• _Prompt_: Extend the film review below about the music teacher Dong-shik and the maid his family hires, picking up right after its last sentence.

• _Page extract_:
»»

Posted by martinteller on October 13, 2012

Dong-shik (Kim Jin-kyu) is a music teacher for young women working in a factory.  His wife (Ju Jeung-nyeo) slaves away at the sewing machine to help afford their new house and the support of their rather bratty little boy (Ahn Sung-kee, who would go on to and continues to have a long and thriving career in Korean movies) and crippled daughter (Eom Aeng-ran).  She has another baby on the way.  The work proves to be too much for her, and they hire a maid (Lee Eun-shim, whose character is enigmatically never mentioned by name) to help out.  The maid appears off-kilter, and she soon develops an obsession for Dong-shik.  He succumbs to the beautiful young woman’s temptations, and that single night of misguided passion will send increasingly traumatic aftershocks throughout the household.

««

• _Listed records_:
»»

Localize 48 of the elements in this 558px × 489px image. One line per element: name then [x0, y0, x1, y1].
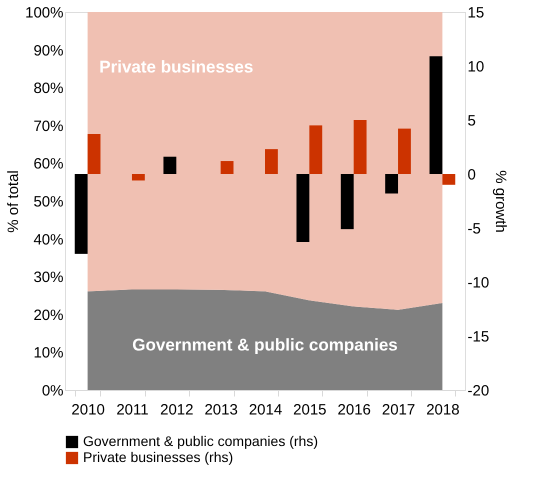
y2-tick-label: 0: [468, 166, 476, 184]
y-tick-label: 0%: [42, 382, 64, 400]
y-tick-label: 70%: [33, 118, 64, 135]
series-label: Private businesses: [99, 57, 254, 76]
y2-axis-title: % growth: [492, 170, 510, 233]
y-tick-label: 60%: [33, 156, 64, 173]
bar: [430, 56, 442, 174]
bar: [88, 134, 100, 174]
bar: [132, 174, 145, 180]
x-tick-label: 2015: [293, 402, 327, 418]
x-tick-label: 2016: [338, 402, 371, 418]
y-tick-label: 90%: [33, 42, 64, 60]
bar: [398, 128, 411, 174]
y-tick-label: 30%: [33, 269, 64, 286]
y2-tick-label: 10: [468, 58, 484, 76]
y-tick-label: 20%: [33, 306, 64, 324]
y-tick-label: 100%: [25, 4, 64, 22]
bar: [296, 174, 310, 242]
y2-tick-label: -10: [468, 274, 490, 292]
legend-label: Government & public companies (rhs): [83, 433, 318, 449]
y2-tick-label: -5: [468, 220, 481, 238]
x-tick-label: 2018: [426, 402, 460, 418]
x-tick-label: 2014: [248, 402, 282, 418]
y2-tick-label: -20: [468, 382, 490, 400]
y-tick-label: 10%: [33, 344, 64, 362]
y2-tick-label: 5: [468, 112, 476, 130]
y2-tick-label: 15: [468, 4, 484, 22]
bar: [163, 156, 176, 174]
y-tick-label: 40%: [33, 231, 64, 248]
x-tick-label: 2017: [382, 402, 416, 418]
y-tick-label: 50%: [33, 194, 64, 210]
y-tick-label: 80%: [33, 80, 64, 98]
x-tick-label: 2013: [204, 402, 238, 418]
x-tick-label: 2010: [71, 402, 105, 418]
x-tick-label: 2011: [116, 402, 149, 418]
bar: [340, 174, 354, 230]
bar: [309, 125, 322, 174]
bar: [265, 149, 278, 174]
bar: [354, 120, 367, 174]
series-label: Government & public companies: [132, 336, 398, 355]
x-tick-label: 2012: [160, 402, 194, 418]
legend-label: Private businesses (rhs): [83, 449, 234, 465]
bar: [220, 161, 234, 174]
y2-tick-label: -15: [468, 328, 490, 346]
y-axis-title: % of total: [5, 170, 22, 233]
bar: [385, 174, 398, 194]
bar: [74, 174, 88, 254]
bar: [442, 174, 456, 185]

««
»»

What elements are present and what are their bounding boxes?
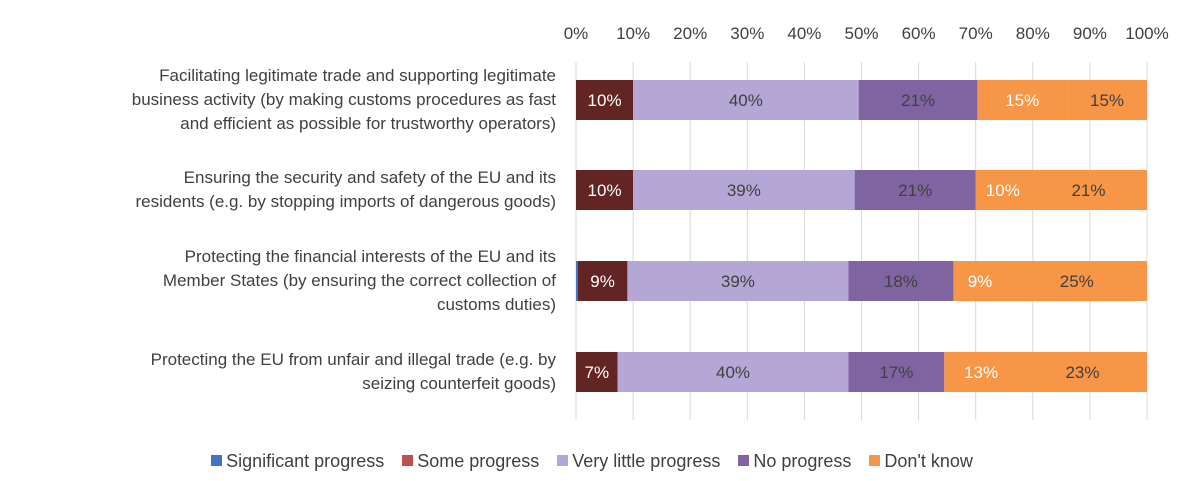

««

• _Response to this task_:
I don’t know why I waited so long to see this movie — I’ve been wanting to for at least 6 or 7 years — but I’m glad I finally got around it.  This is melodrama cranked up to 11, insanely over-the-top, often to the point of hilarious black comedy.  The situation gets crazier and crazier, tenser and tenser, scarier and scarier.  The tale’s moralizing is done with director Kim Ki-young’s tongue firmly planted in his cheek, and the fourth-wall-breaking coda feels more like a wink than a wag of the finger.  Lee is a powerhouse in the title role, completely unhinged and yet strangely sympathetic (at least I thought so… apparently in its initial run the audience often screamed “Kill the bitch!” at her).  The remainder of the cast can’t help but be overshadowed by her, but they all perform admirably as well, giving themselves up to the melodramatic spirit.

The cinematography is excellent throughout, particularly in the use of inventive framing and tracking shots.  Kim utilizes the space superbly, creating a claustrophobic atmosphere (almost all of the film takes place in the tiny house) and accentuating divisions of space.  The maid is often seen peering through windows… in some cases, providing the film’s most jolting moments as she invades private space with her penetrating gaze.  The music and sound design matches the intensity of the narrative, most effective of all is the maid’s diegetic atonal banging on the piano.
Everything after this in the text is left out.